• TASK: Repeat what the lines below say, word for word, and skip every image.

• SUPPLIED MATERIAL:
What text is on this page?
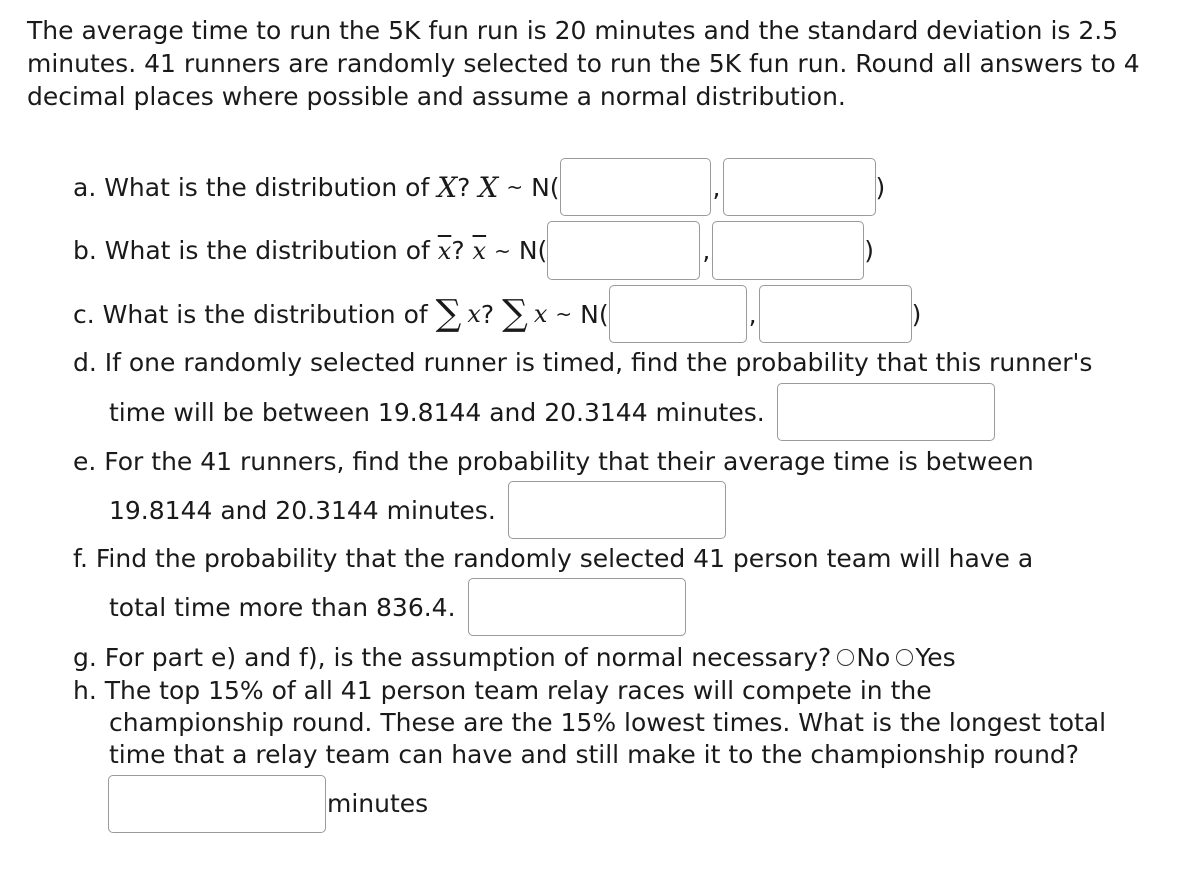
The average time to run the 5K fun run is 20 minutes and the standard deviation is 2.5 minutes. 41 runners are randomly selected to run the 5K fun run. Round all answers to 4 decimal places where possible and assume a normal distribution.

a. What is the distribution of
X ?
X ~ N(	,	)
b. What is the distribution of
$\overline{x}$ ?
$\overline{x}$ ~ N(	,	)
c. What is the distribution of
∑ x ?
∑ x ~ N(	,	)
d. If one randomly selected runner is timed, find the probability that this runner's
time will be between 19.8144 and 20.3144 minutes.
e. For the 41 runners, find the probability that their average time is between
19.8144 and 20.3144 minutes.
f. Find the probability that the randomly selected 41 person team will have a
total time more than 836.4.
g. For part e) and f), is the assumption of normal necessary? No Yes
h. The top 15% of all 41 person team relay races will compete in the
championship round. These are the 15% lowest times. What is the longest total
time that a relay team can have and still make it to the championship round?
minutes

• EXERCISE SOLUTION:
What text is on this page?
The average time to run the 5K fun run is 20 minutes and the standard deviation is 2.5 minutes. 41 runners are randomly selected to run the 5K fun run. Round all answers to 4 decimal places where possible and assume a normal distribution.

a. What is the distribution of
X ?
X ~ N(	,	)
b. What is the distribution of
$\overline{x}$ ?
$\overline{x}$ ~ N(	,	)
c. What is the distribution of
∑ x ?
∑ x ~ N(	,	)
d. If one randomly selected runner is timed, find the probability that this runner's
time will be between 19.8144 and 20.3144 minutes.
e. For the 41 runners, find the probability that their average time is between
19.8144 and 20.3144 minutes.
f. Find the probability that the randomly selected 41 person team will have a
total time more than 836.4.
g. For part e) and f), is the assumption of normal necessary? No Yes
h. The top 15% of all 41 person team relay races will compete in the
championship round. These are the 15% lowest times. What is the longest total
time that a relay team can have and still make it to the championship round?
minutes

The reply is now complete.